• [GOAL]: Transcribe each entry below exactly. Pictures do not go in the copy.
==============================
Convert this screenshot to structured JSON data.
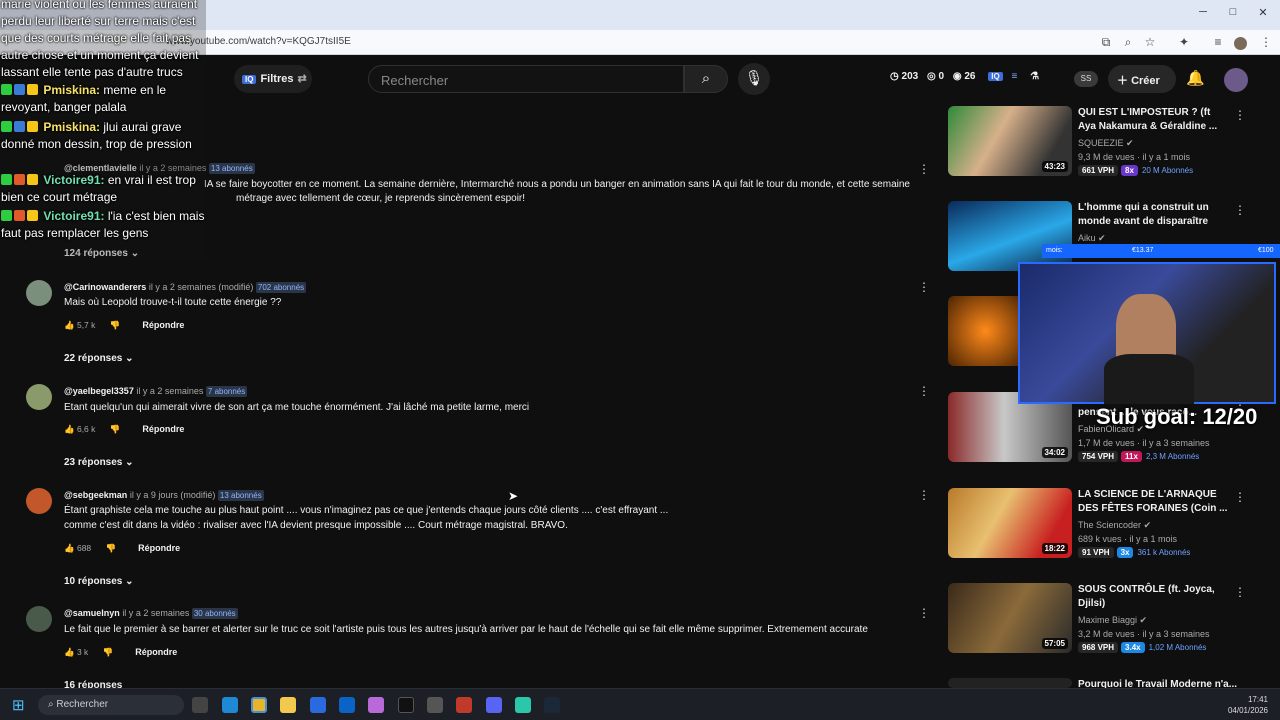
{
  "browser": {
    "url": "www.youtube.com/watch?v=KQGJ7tsII5E",
    "window_controls": [
      "─",
      "□",
      "✕"
    ]
  },
  "topbar": {
    "filters_label": "Filtres",
    "search_placeholder": "Rechercher",
    "stat_clock": "203",
    "stat_zero": "0",
    "stat_eye": "26",
    "ss_label": "SS",
    "create_label": "Créer"
  },
  "chat": {
    "messages": [
      {
        "text": "marie violent ou les femmes auraient perdu leur liberté sur terre mais c'est que des courts métrage elle fait pas autre chose et un moment ça devient lassant elle tente pas d'autre trucs"
      },
      {
        "user": "Pmiskina:",
        "text": "meme en le revoyant, banger palala"
      },
      {
        "user": "Pmiskina:",
        "text": "jlui aurai grave donné mon dessin, trop de pression"
      },
      {
        "user": "Victoire91:",
        "text": "en vrai il est trop bien ce court métrage"
      },
      {
        "user": "Victoire91:",
        "text": "l'ia c'est bien mais faut pas remplacer les gens"
      }
    ]
  },
  "comments": [
    {
      "user": "@clementlavielle",
      "time": "il y a 2 semaines",
      "subs": "13 abonnés",
      "subs_suffix": "abonnés",
      "text_l1": "IA se faire boycotter en ce moment. La semaine dernière, Intermarché nous a pondu un banger en animation sans IA qui fait le tour du monde, et cette semaine",
      "text_l2": "métrage avec tellement de cœur, je reprends sincèrement espoir!",
      "replies": "124 réponses"
    },
    {
      "user": "@Carinowanderers",
      "time": "il y a 2 semaines (modifié)",
      "subs": "702 abonnés",
      "subs_suffix": "abonnés",
      "text_l1": "Mais où Leopold trouve-t-il toute cette énergie ??",
      "likes": "5,7 k",
      "reply_label": "Répondre",
      "replies": "22 réponses"
    },
    {
      "user": "@yaelbegel3357",
      "time": "il y a 2 semaines",
      "subs": "7 abonnés",
      "subs_suffix": "abonnés",
      "text_l1": "Etant quelqu'un qui aimerait vivre de son art ça me touche énormément. J'ai lâché ma petite larme, merci",
      "likes": "6,6 k",
      "reply_label": "Répondre",
      "replies": "23 réponses"
    },
    {
      "user": "@sebgeekman",
      "time": "il y a 9 jours (modifié)",
      "subs": "13 abonnés",
      "subs_suffix": "abonnés",
      "text_l1": "Étant graphiste cela me touche au plus haut point .... vous n'imaginez pas ce que j'entends chaque jours côté clients .... c'est effrayant ...",
      "text_l2": "comme c'est dit dans la vidéo : rivaliser avec l'IA devient presque impossible .... Court métrage magistral. BRAVO.",
      "likes": "688",
      "reply_label": "Répondre",
      "replies": "10 réponses"
    },
    {
      "user": "@samuelnyn",
      "time": "il y a 2 semaines",
      "subs": "30 abonnés",
      "subs_suffix": "abonnés",
      "text_l1": "Le fait que le premier à se barrer et alerter sur le truc ce soit l'artiste puis tous les autres jusqu'à arriver par le haut de l'échelle qui se fait elle même supprimer. Extremement accurate",
      "likes": "3 k",
      "reply_label": "Répondre",
      "replies": "16 réponses"
    }
  ],
  "videos": [
    {
      "title": "QUI EST L'IMPOSTEUR ? (ft Aya Nakamura & Géraldine ...",
      "channel": "SQUEEZIE",
      "meta": "9,3 M de vues · il y a 1 mois",
      "duration": "43:23",
      "vph": "661 VPH",
      "mult": "8x",
      "mult_color": "#6a35c9",
      "subs": "20 M Abonnés"
    },
    {
      "title": "L'homme qui a construit un monde avant de disparaître",
      "channel": "Aiku",
      "duration": "",
      "vph": "",
      "mult": "",
      "mult_color": "#000000",
      "subs": ""
    },
    {
      "title": "",
      "channel": "",
      "duration": "",
      "vph": "",
      "mult": "",
      "mult_color": "#000000",
      "subs": ""
    },
    {
      "title": "pensent ... le vous raco...",
      "channel": "FabienOlicard",
      "meta": "1,7 M de vues · il y a 3 semaines",
      "duration": "34:02",
      "vph": "754 VPH",
      "mult": "11x",
      "mult_color": "#c2185b",
      "subs": "2,3 M Abonnés"
    },
    {
      "title": "LA SCIENCE DE L'ARNAQUE DES FÊTES FORAINES (Coin ...",
      "channel": "The Sciencoder",
      "meta": "689 k vues · il y a 1 mois",
      "duration": "18:22",
      "vph": "91 VPH",
      "mult": "3x",
      "mult_color": "#1e88e5",
      "subs": "361 k Abonnés"
    },
    {
      "title": "SOUS CONTRÔLE (ft. Joyca, Djilsi)",
      "channel": "Maxime Biaggi",
      "meta": "3,2 M de vues · il y a 3 semaines",
      "duration": "57:05",
      "vph": "968 VPH",
      "mult": "3.4x",
      "mult_color": "#1e88e5",
      "subs": "1,02 M Abonnés"
    },
    {
      "title": "Pourquoi le Travail Moderne n'a...",
      "channel": "",
      "duration": "",
      "vph": "",
      "mult": "",
      "mult_color": "#000000",
      "subs": ""
    }
  ],
  "overlay": {
    "sub_goal": "Sub goal: 12/20",
    "donation_left": "mois:",
    "donation_mid": "€13.37",
    "donation_right": "€100"
  },
  "taskbar": {
    "search_placeholder": "Rechercher",
    "time": "17:41",
    "date": "04/01/2026"
  },
  "colors": {
    "accent_blue": "#3ea6ff",
    "bg": "#0f0f0f"
  }
}
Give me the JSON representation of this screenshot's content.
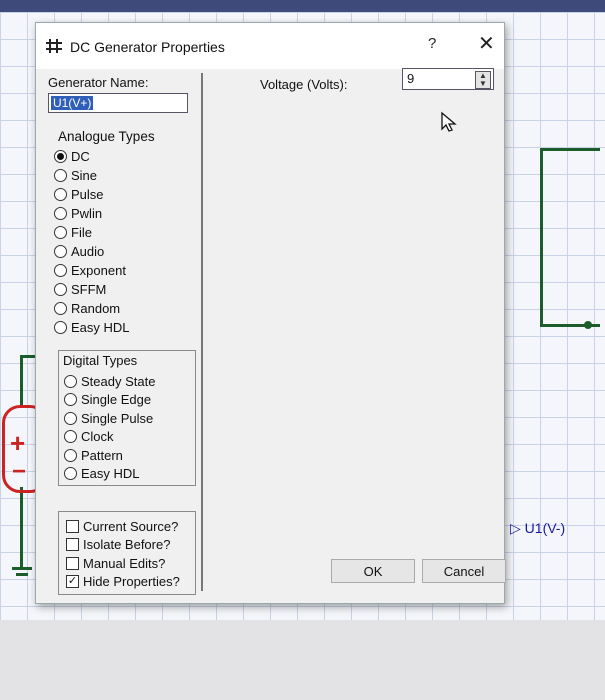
==============================
• [REPLY]:
Convert this screenshot to structured JSON data.
{
  "browser": {
    "url": "www.youtube.com/watch?v=KQGJ7tsII5E",
    "window_controls": [
      "─",
      "□",
      "✕"
    ]
  },
  "topbar": {
    "filters_label": "Filtres",
    "search_placeholder": "Rechercher",
    "stat_clock": "203",
    "stat_zero": "0",
    "stat_eye": "26",
    "ss_label": "SS",
    "create_label": "Créer"
  },
  "chat": {
    "messages": [
      {
        "text": "marie violent ou les femmes auraient perdu leur liberté sur terre mais c'est que des courts métrage elle fait pas autre chose et un moment ça devient lassant elle tente pas d'autre trucs"
      },
      {
        "user": "Pmiskina:",
        "text": "meme en le revoyant, banger palala"
      },
      {
        "user": "Pmiskina:",
        "text": "jlui aurai grave donné mon dessin, trop de pression"
      },
      {
        "user": "Victoire91:",
        "text": "en vrai il est trop bien ce court métrage"
      },
      {
        "user": "Victoire91:",
        "text": "l'ia c'est bien mais faut pas remplacer les gens"
      }
    ]
  },
  "comments": [
    {
      "user": "@clementlavielle",
      "time": "il y a 2 semaines",
      "subs": "13 abonnés",
      "subs_suffix": "abonnés",
      "text_l1": "IA se faire boycotter en ce moment. La semaine dernière, Intermarché nous a pondu un banger en animation sans IA qui fait le tour du monde, et cette semaine",
      "text_l2": "métrage avec tellement de cœur, je reprends sincèrement espoir!",
      "replies": "124 réponses"
    },
    {
      "user": "@Carinowanderers",
      "time": "il y a 2 semaines (modifié)",
      "subs": "702 abonnés",
      "subs_suffix": "abonnés",
      "text_l1": "Mais où Leopold trouve-t-il toute cette énergie ??",
      "likes": "5,7 k",
      "reply_label": "Répondre",
      "replies": "22 réponses"
    },
    {
      "user": "@yaelbegel3357",
      "time": "il y a 2 semaines",
      "subs": "7 abonnés",
      "subs_suffix": "abonnés",
      "text_l1": "Etant quelqu'un qui aimerait vivre de son art ça me touche énormément. J'ai lâché ma petite larme, merci",
      "likes": "6,6 k",
      "reply_label": "Répondre",
      "replies": "23 réponses"
    },
    {
      "user": "@sebgeekman",
      "time": "il y a 9 jours (modifié)",
      "subs": "13 abonnés",
      "subs_suffix": "abonnés",
      "text_l1": "Étant graphiste cela me touche au plus haut point .... vous n'imaginez pas ce que j'entends chaque jours côté clients .... c'est effrayant ...",
      "text_l2": "comme c'est dit dans la vidéo : rivaliser avec l'IA devient presque impossible .... Court métrage magistral. BRAVO.",
      "likes": "688",
      "reply_label": "Répondre",
      "replies": "10 réponses"
    },
    {
      "user": "@samuelnyn",
      "time": "il y a 2 semaines",
      "subs": "30 abonnés",
      "subs_suffix": "abonnés",
      "text_l1": "Le fait que le premier à se barrer et alerter sur le truc ce soit l'artiste puis tous les autres jusqu'à arriver par le haut de l'échelle qui se fait elle même supprimer. Extremement accurate",
      "likes": "3 k",
      "reply_label": "Répondre",
      "replies": "16 réponses"
    }
  ],
  "videos": [
    {
      "title": "QUI EST L'IMPOSTEUR ? (ft Aya Nakamura & Géraldine ...",
      "channel": "SQUEEZIE",
      "meta": "9,3 M de vues · il y a 1 mois",
      "duration": "43:23",
      "vph": "661 VPH",
      "mult": "8x",
      "mult_color": "#6a35c9",
      "subs": "20 M Abonnés"
    },
    {
      "title": "L'homme qui a construit un monde avant de disparaître",
      "channel": "Aiku",
      "duration": "",
      "vph": "",
      "mult": "",
      "mult_color": "#000000",
      "subs": ""
    },
    {
      "title": "",
      "channel": "",
      "duration": "",
      "vph": "",
      "mult": "",
      "mult_color": "#000000",
      "subs": ""
    },
    {
      "title": "pensent ... le vous raco...",
      "channel": "FabienOlicard",
      "meta": "1,7 M de vues · il y a 3 semaines",
      "duration": "34:02",
      "vph": "754 VPH",
      "mult": "11x",
      "mult_color": "#c2185b",
      "subs": "2,3 M Abonnés"
    },
    {
      "title": "LA SCIENCE DE L'ARNAQUE DES FÊTES FORAINES (Coin ...",
      "channel": "The Sciencoder",
      "meta": "689 k vues · il y a 1 mois",
      "duration": "18:22",
      "vph": "91 VPH",
      "mult": "3x",
      "mult_color": "#1e88e5",
      "subs": "361 k Abonnés"
    },
    {
      "title": "SOUS CONTRÔLE (ft. Joyca, Djilsi)",
      "channel": "Maxime Biaggi",
      "meta": "3,2 M de vues · il y a 3 semaines",
      "duration": "57:05",
      "vph": "968 VPH",
      "mult": "3.4x",
      "mult_color": "#1e88e5",
      "subs": "1,02 M Abonnés"
    },
    {
      "title": "Pourquoi le Travail Moderne n'a...",
      "channel": "",
      "duration": "",
      "vph": "",
      "mult": "",
      "mult_color": "#000000",
      "subs": ""
    }
  ],
  "overlay": {
    "sub_goal": "Sub goal: 12/20",
    "donation_left": "mois:",
    "donation_mid": "€13.37",
    "donation_right": "€100"
  },
  "taskbar": {
    "search_placeholder": "Rechercher",
    "time": "17:41",
    "date": "04/01/2026"
  },
  "colors": {
    "accent_blue": "#3ea6ff",
    "bg": "#0f0f0f"
  }
}
Give me the JSON representation of this screenshot's content.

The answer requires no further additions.